- WHAT IS EXPECTED
Pull out every line below that contains the word "SFTA".

[Data entries for graphics]
-- start --

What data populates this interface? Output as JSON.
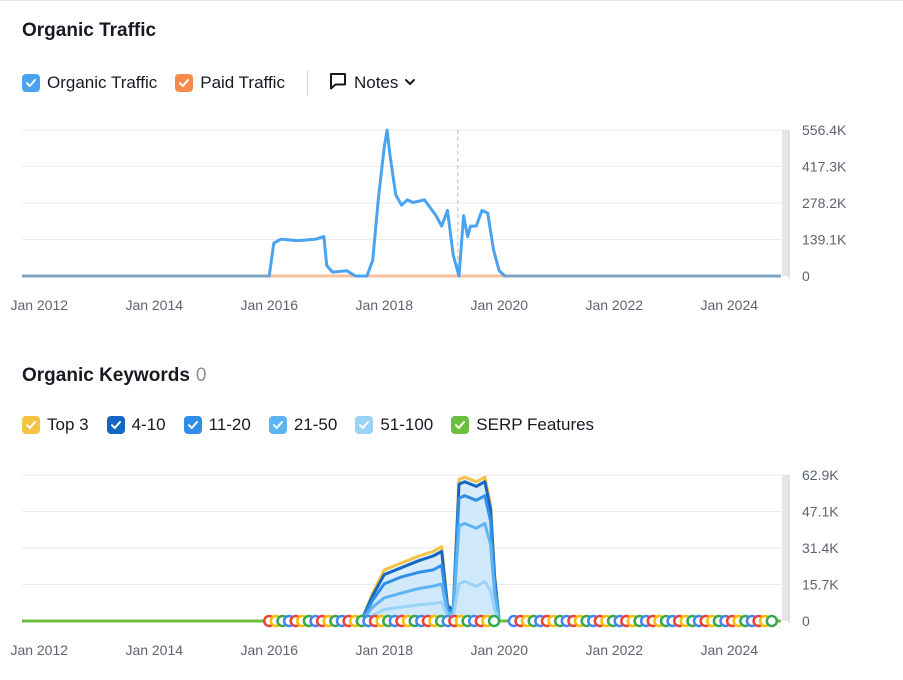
{
  "traffic_section": {
    "title": "Organic Traffic",
    "legend": {
      "organic": {
        "label": "Organic Traffic",
        "color": "#4aa3f0"
      },
      "paid": {
        "label": "Paid Traffic",
        "color": "#f58b4c"
      },
      "notes": {
        "label": "Notes"
      }
    }
  },
  "keywords_section": {
    "title": "Organic Keywords",
    "count": "0",
    "legend": [
      {
        "label": "Top 3",
        "color": "#f5c344"
      },
      {
        "label": "4-10",
        "color": "#1467c0"
      },
      {
        "label": "11-20",
        "color": "#2f8fe8"
      },
      {
        "label": "21-50",
        "color": "#5cb4f2"
      },
      {
        "label": "51-100",
        "color": "#9bd2f7"
      },
      {
        "label": "SERP Features",
        "color": "#6cbf3d"
      }
    ]
  },
  "chart_data": [
    {
      "type": "line",
      "title": "Organic Traffic",
      "x_tick_labels": [
        "Jan 2012",
        "Jan 2014",
        "Jan 2016",
        "Jan 2018",
        "Jan 2020",
        "Jan 2022",
        "Jan 2024"
      ],
      "y_tick_labels": [
        "556.4K",
        "417.3K",
        "278.2K",
        "139.1K",
        "0"
      ],
      "ylim": [
        0,
        556400
      ],
      "xlim": [
        2011.7,
        2024.9
      ],
      "grid": true,
      "series": [
        {
          "name": "Organic Traffic",
          "color": "#4aa3f0",
          "x": [
            2011.7,
            2016.0,
            2016.08,
            2016.2,
            2016.5,
            2016.8,
            2016.95,
            2017.0,
            2017.1,
            2017.35,
            2017.5,
            2017.7,
            2017.8,
            2017.9,
            2018.0,
            2018.05,
            2018.1,
            2018.2,
            2018.3,
            2018.4,
            2018.5,
            2018.7,
            2018.9,
            2019.0,
            2019.1,
            2019.2,
            2019.3,
            2019.38,
            2019.45,
            2019.5,
            2019.6,
            2019.7,
            2019.8,
            2019.9,
            2020.0,
            2020.1,
            2024.9
          ],
          "values": [
            0,
            0,
            125000,
            140000,
            135000,
            140000,
            150000,
            40000,
            15000,
            20000,
            0,
            0,
            60000,
            300000,
            490000,
            556000,
            460000,
            310000,
            270000,
            290000,
            280000,
            290000,
            230000,
            190000,
            250000,
            80000,
            0,
            230000,
            150000,
            190000,
            190000,
            250000,
            240000,
            100000,
            20000,
            0,
            0
          ]
        },
        {
          "name": "Paid Traffic",
          "color": "#f58b4c",
          "x": [
            2011.7,
            2024.9
          ],
          "values": [
            0,
            0
          ]
        }
      ]
    },
    {
      "type": "area",
      "title": "Organic Keywords",
      "x_tick_labels": [
        "Jan 2012",
        "Jan 2014",
        "Jan 2016",
        "Jan 2018",
        "Jan 2020",
        "Jan 2022",
        "Jan 2024"
      ],
      "y_tick_labels": [
        "62.9K",
        "47.1K",
        "31.4K",
        "15.7K",
        "0"
      ],
      "ylim": [
        0,
        62900
      ],
      "xlim": [
        2011.7,
        2024.9
      ],
      "grid": true,
      "x": [
        2017.6,
        2017.8,
        2018.0,
        2018.3,
        2018.6,
        2018.85,
        2019.0,
        2019.1,
        2019.2,
        2019.3,
        2019.4,
        2019.6,
        2019.75,
        2019.85,
        2019.92,
        2020.0
      ],
      "series": [
        {
          "name": "Top 3",
          "color": "#f5c344",
          "values": [
            0,
            12000,
            22000,
            25000,
            28000,
            30000,
            32000,
            7000,
            5000,
            61000,
            62000,
            60000,
            62000,
            50000,
            20000,
            0
          ]
        },
        {
          "name": "4-10",
          "color": "#1467c0",
          "values": [
            0,
            11000,
            20000,
            23000,
            26000,
            28000,
            30000,
            6500,
            4600,
            59000,
            60000,
            58000,
            60000,
            48000,
            19000,
            0
          ]
        },
        {
          "name": "11-20",
          "color": "#2f8fe8",
          "values": [
            0,
            9000,
            16000,
            19000,
            21000,
            22000,
            24000,
            5000,
            4000,
            53000,
            54000,
            52000,
            54000,
            43000,
            16000,
            0
          ]
        },
        {
          "name": "21-50",
          "color": "#5cb4f2",
          "values": [
            0,
            6000,
            10000,
            12000,
            14000,
            15000,
            16000,
            3500,
            3000,
            41000,
            42000,
            40000,
            42000,
            33000,
            12000,
            0
          ]
        },
        {
          "name": "51-100",
          "color": "#9bd2f7",
          "values": [
            0,
            2500,
            5000,
            6000,
            7000,
            7500,
            8000,
            2000,
            1500,
            16000,
            17000,
            15000,
            17000,
            13000,
            5000,
            0
          ]
        }
      ],
      "serp_features": {
        "name": "SERP Features",
        "color": "#6cbf3d",
        "values": [
          0,
          0
        ]
      }
    }
  ]
}
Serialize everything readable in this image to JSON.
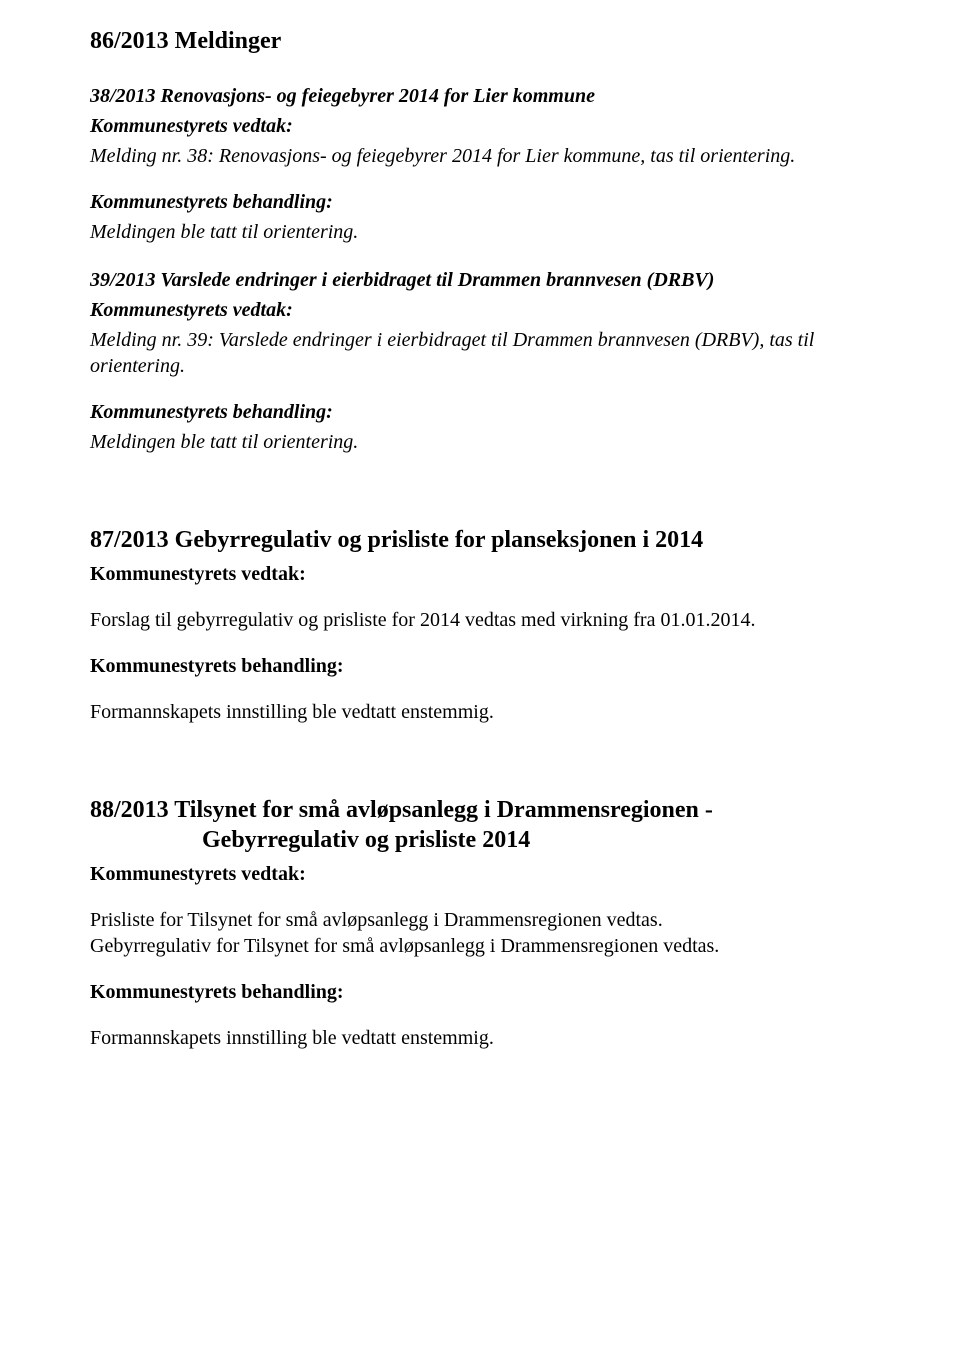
{
  "colors": {
    "text": "#000000",
    "background": "#ffffff"
  },
  "typography": {
    "body_family": "Times New Roman",
    "body_size_pt": 15,
    "heading_size_pt": 18
  },
  "sec86": {
    "title": "86/2013 Meldinger",
    "item38": {
      "heading": "38/2013 Renovasjons- og feiegebyrer 2014 for Lier kommune",
      "vedtak_label": "Kommunestyrets vedtak:",
      "melding": "Melding nr. 38: Renovasjons- og feiegebyrer 2014 for Lier kommune, tas til orientering.",
      "behandling_label": "Kommunestyrets behandling:",
      "behandling_body": "Meldingen ble tatt til orientering."
    },
    "item39": {
      "heading": "39/2013 Varslede endringer i eierbidraget til Drammen brannvesen (DRBV)",
      "vedtak_label": "Kommunestyrets vedtak:",
      "melding": "Melding nr. 39: Varslede endringer i eierbidraget til Drammen brannvesen (DRBV), tas til orientering.",
      "behandling_label": "Kommunestyrets behandling:",
      "behandling_body": "Meldingen ble tatt til orientering."
    }
  },
  "sec87": {
    "title": "87/2013 Gebyrregulativ og prisliste for planseksjonen i 2014",
    "vedtak_label": "Kommunestyrets vedtak:",
    "vedtak_body": "Forslag til gebyrregulativ og prisliste for 2014 vedtas med virkning fra 01.01.2014.",
    "behandling_label": "Kommunestyrets behandling:",
    "behandling_body": "Formannskapets innstilling ble vedtatt enstemmig."
  },
  "sec88": {
    "title_line1": "88/2013 Tilsynet for små avløpsanlegg i Drammensregionen -",
    "title_line2": "Gebyrregulativ og prisliste 2014",
    "vedtak_label": "Kommunestyrets vedtak:",
    "vedtak_body_1": "Prisliste for Tilsynet for små avløpsanlegg i Drammensregionen vedtas.",
    "vedtak_body_2": "Gebyrregulativ for Tilsynet for små avløpsanlegg i Drammensregionen vedtas.",
    "behandling_label": "Kommunestyrets behandling:",
    "behandling_body": "Formannskapets innstilling ble vedtatt enstemmig."
  }
}
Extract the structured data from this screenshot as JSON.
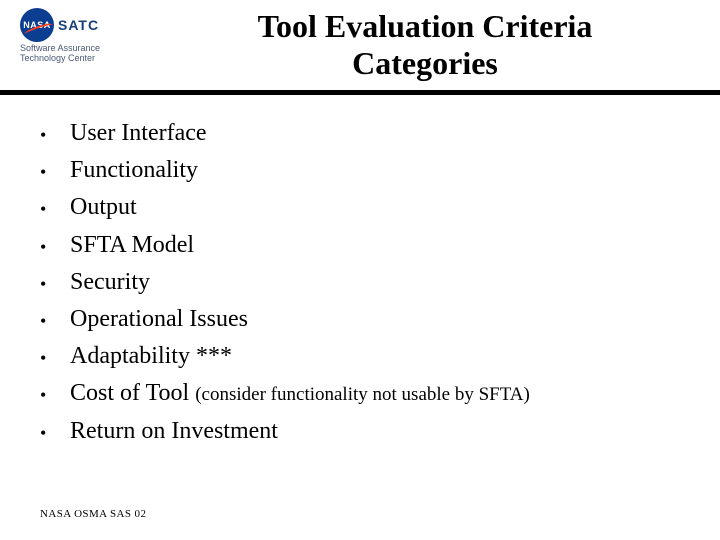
{
  "logo": {
    "nasa_label": "NASA",
    "satc_label": "SATC",
    "subtitle_line1": "Software Assurance",
    "subtitle_line2": "Technology Center"
  },
  "title_line1": "Tool Evaluation Criteria",
  "title_line2": "Categories",
  "bullets": {
    "b0": "User Interface",
    "b1": "Functionality",
    "b2": "Output",
    "b3": "SFTA Model",
    "b4": "Security",
    "b5": "Operational Issues",
    "b6": "Adaptability ***",
    "b7_main": "Cost of Tool ",
    "b7_note": "(consider functionality not usable by SFTA)",
    "b8": "Return on Investment"
  },
  "footer": "NASA OSMA SAS 02",
  "colors": {
    "nasa_blue": "#0b3d91",
    "nasa_red": "#fc3d21",
    "satc_blue": "#163f7a",
    "text": "#000000",
    "background": "#ffffff"
  }
}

-- end --

- SOLUTION FOR THIS PROBLEM
    "b3": "SFTA Model",
    "b7_note": "(consider functionality not usable by SFTA)",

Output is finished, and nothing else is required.